## Goal of the exercise:
Copy the records below exactly as they are written.

Collected data:
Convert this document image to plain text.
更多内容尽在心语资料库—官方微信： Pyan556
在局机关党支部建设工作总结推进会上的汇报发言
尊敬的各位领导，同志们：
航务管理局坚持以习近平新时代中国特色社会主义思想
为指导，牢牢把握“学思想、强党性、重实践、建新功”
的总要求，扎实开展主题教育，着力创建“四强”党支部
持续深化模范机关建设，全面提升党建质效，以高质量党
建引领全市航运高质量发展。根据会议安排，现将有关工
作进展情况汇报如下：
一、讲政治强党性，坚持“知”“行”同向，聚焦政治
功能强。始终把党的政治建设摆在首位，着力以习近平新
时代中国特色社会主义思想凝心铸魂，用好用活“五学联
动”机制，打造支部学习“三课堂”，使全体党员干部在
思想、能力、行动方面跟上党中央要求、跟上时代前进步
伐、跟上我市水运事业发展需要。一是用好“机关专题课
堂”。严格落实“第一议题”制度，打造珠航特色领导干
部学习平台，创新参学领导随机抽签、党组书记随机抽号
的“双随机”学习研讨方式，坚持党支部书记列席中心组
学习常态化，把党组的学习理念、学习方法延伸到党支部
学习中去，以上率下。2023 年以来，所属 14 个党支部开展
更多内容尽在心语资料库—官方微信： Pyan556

## Result for this exercise:
Convert this document image to plain text.
更多内容尽在心语资料库—官方微信： Pyan556
在局机关党支部建设工作总结推进会上的汇报发言
尊敬的各位领导，同志们：
航务管理局坚持以习近平新时代中国特色社会主义思想
为指导，牢牢把握“学思想、强党性、重实践、建新功”
的总要求，扎实开展主题教育，着力创建“四强”党支部
持续深化模范机关建设，全面提升党建质效，以高质量党
建引领全市航运高质量发展。根据会议安排，现将有关工
作进展情况汇报如下：
一、讲政治强党性，坚持“知”“行”同向，聚焦政治
功能强。始终把党的政治建设摆在首位，着力以习近平新
时代中国特色社会主义思想凝心铸魂，用好用活“五学联
动”机制，打造支部学习“三课堂”，使全体党员干部在
思想、能力、行动方面跟上党中央要求、跟上时代前进步
伐、跟上我市水运事业发展需要。一是用好“机关专题课
堂”。严格落实“第一议题”制度，打造珠航特色领导干
部学习平台，创新参学领导随机抽签、党组书记随机抽号
的“双随机”学习研讨方式，坚持党支部书记列席中心组
学习常态化，把党组的学习理念、学习方法延伸到党支部
学习中去，以上率下。2023 年以来，所属 14 个党支部开展
更多内容尽在心语资料库—官方微信： Pyan556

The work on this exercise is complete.